**Work order:**
Search the records for lines that contain the word "recorder". Copy them all.

Interface dataset entries:
━━━━━━━━━━

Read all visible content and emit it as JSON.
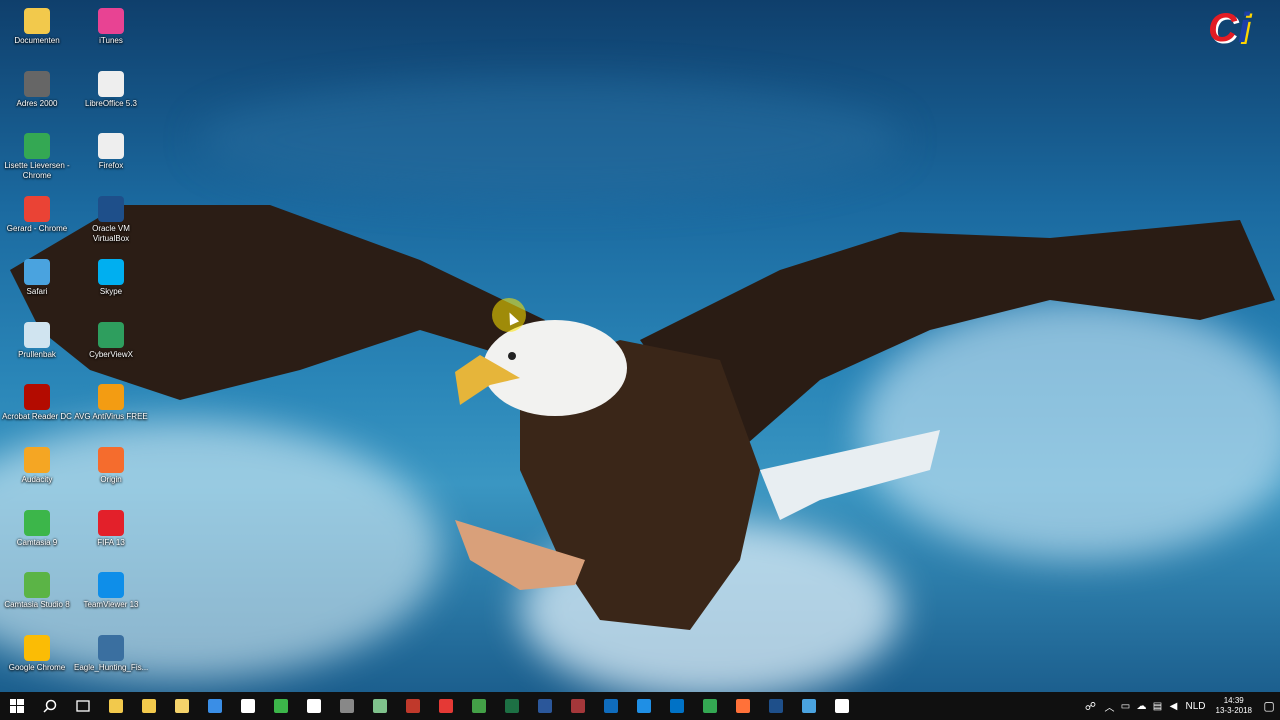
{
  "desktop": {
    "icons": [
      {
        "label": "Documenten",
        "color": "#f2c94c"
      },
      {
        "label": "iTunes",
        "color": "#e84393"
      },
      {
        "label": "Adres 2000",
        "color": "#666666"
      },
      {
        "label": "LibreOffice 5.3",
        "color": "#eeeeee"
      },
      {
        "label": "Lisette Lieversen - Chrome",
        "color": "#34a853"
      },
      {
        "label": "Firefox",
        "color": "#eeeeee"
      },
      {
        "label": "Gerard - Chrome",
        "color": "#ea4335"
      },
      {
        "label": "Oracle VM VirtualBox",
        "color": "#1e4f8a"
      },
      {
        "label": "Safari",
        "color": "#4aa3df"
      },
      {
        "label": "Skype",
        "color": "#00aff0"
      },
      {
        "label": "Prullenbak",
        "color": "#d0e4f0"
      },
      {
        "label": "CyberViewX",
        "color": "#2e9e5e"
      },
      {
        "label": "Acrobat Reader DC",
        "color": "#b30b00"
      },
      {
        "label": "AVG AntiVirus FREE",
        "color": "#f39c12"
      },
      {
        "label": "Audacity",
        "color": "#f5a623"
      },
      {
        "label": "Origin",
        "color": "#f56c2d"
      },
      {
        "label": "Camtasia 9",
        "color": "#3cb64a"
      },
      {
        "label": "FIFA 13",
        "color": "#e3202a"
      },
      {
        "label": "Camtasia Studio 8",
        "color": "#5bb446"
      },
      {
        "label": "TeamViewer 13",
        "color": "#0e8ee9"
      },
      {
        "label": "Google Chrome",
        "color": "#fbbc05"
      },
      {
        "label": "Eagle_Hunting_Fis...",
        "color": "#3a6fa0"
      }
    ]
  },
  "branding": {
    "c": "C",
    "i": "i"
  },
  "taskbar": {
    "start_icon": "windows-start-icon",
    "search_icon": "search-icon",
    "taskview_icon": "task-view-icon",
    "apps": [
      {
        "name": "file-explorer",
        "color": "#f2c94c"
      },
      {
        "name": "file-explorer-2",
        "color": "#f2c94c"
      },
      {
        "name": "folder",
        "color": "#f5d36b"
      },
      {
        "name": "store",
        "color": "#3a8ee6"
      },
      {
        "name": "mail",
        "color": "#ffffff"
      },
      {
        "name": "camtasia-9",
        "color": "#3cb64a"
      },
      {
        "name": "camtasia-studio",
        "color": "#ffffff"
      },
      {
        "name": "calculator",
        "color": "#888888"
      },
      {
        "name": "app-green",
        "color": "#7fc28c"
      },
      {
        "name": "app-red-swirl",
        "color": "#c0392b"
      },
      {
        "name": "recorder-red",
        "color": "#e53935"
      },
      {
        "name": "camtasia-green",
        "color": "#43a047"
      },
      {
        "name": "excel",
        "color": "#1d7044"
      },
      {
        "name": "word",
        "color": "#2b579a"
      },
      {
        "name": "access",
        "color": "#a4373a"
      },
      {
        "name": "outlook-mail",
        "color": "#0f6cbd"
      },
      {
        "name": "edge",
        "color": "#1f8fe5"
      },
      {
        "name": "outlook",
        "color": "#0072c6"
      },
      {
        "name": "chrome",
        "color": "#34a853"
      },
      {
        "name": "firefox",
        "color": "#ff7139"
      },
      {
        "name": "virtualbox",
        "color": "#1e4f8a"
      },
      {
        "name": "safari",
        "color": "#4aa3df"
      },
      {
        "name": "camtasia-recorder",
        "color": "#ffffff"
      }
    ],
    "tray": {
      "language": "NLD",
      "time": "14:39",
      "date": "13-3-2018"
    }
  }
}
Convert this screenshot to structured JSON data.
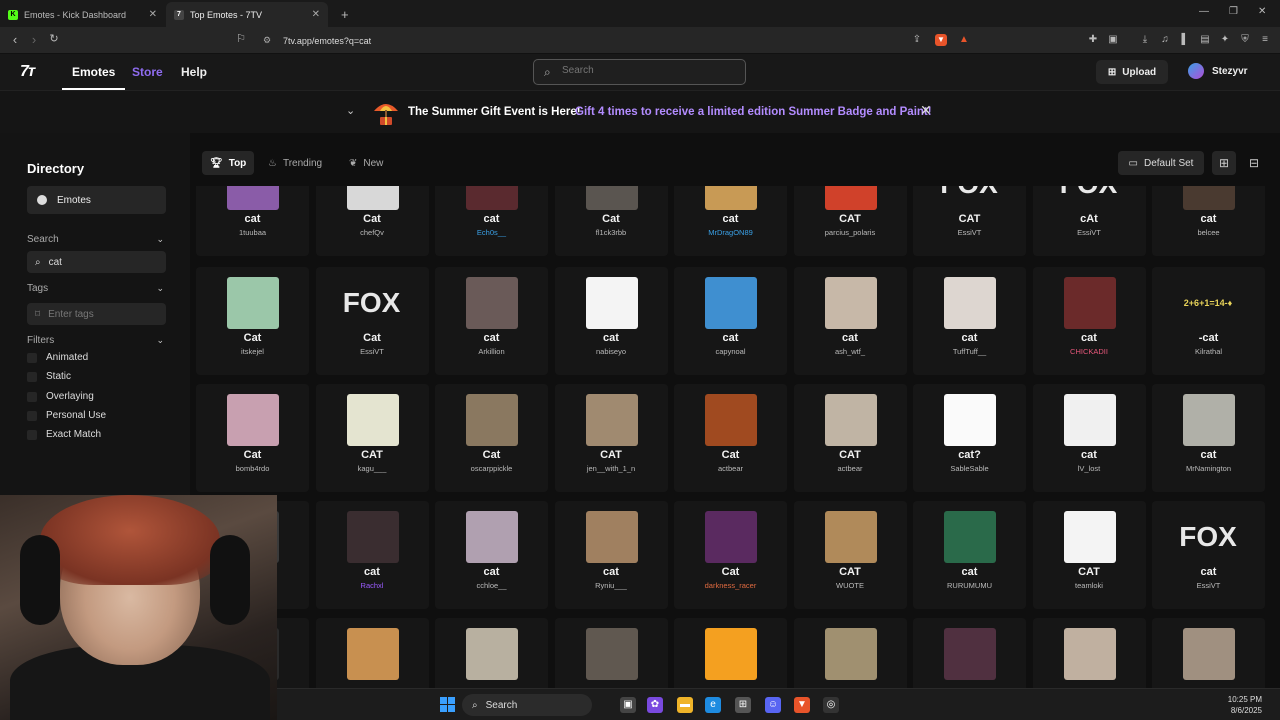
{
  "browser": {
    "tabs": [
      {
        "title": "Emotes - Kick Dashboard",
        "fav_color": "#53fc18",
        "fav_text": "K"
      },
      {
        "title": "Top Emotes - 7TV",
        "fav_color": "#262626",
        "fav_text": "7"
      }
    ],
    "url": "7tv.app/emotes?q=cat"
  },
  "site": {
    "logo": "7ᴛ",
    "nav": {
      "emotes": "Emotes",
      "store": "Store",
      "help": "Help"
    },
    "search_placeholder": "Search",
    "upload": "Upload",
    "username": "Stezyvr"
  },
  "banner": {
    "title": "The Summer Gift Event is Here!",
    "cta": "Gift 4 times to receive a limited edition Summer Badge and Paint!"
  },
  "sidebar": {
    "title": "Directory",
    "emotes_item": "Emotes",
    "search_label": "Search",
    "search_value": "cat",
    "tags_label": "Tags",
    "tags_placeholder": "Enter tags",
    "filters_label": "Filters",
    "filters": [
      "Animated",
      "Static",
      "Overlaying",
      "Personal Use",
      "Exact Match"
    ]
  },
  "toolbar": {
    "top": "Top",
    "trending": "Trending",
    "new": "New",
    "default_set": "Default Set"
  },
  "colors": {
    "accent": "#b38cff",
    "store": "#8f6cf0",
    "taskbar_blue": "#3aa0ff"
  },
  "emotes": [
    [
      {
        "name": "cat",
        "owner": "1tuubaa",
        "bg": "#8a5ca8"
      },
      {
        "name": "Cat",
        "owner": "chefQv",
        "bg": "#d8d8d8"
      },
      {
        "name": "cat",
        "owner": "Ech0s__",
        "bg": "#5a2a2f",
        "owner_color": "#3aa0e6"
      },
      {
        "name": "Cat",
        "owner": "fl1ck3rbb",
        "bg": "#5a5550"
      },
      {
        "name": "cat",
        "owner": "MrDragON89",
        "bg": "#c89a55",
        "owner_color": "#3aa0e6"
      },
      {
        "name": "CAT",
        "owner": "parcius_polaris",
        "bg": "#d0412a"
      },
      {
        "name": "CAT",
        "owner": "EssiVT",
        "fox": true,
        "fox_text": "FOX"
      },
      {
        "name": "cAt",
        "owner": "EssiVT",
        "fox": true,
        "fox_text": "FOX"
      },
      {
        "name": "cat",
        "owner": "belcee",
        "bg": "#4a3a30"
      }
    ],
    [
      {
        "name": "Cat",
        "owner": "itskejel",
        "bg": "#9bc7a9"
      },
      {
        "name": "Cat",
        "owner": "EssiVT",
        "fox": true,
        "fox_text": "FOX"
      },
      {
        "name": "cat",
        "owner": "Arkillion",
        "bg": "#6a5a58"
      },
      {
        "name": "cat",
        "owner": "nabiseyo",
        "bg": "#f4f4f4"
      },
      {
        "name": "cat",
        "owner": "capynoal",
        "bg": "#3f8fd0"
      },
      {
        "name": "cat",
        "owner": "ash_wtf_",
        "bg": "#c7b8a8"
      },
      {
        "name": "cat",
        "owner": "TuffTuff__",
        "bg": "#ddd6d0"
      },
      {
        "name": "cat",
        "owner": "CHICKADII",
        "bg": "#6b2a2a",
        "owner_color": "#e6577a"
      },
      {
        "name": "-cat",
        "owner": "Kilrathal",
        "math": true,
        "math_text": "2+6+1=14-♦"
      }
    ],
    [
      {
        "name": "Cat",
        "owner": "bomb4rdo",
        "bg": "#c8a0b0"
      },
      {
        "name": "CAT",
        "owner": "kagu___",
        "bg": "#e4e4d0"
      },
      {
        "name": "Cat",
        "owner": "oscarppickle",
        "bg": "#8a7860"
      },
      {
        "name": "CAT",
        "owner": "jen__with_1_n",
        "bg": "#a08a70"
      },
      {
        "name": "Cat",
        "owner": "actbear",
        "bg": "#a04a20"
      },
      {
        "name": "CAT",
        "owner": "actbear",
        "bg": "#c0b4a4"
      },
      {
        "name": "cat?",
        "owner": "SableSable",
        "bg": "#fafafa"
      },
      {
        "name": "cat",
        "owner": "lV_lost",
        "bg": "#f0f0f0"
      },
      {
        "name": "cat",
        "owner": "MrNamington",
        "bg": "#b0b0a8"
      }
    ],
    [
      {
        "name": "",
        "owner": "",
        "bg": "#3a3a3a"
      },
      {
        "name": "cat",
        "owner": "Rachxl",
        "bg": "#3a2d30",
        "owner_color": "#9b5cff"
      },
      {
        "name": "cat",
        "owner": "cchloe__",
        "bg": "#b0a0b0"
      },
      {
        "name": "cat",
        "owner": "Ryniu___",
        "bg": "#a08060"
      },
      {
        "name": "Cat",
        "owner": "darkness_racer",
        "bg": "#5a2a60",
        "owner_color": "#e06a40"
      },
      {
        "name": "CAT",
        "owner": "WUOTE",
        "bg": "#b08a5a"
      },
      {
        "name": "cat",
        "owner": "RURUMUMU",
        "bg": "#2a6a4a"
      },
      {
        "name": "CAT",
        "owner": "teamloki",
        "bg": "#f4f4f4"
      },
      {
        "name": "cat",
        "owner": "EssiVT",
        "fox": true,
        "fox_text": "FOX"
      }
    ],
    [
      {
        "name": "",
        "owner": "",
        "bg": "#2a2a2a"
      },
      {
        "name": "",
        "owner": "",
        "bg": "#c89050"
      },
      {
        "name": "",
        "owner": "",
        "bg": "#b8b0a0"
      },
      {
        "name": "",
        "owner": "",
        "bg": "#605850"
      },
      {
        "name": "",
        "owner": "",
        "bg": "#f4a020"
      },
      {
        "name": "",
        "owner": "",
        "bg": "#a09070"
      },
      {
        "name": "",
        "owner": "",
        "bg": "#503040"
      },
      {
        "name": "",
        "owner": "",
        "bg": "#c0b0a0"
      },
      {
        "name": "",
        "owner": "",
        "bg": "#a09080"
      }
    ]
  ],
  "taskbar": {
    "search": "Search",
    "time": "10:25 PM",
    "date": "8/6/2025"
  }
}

━━━━━━━━━━

**Response to the exercise:**
        "name": "recorder-red",
        "name": "camtasia-recorder",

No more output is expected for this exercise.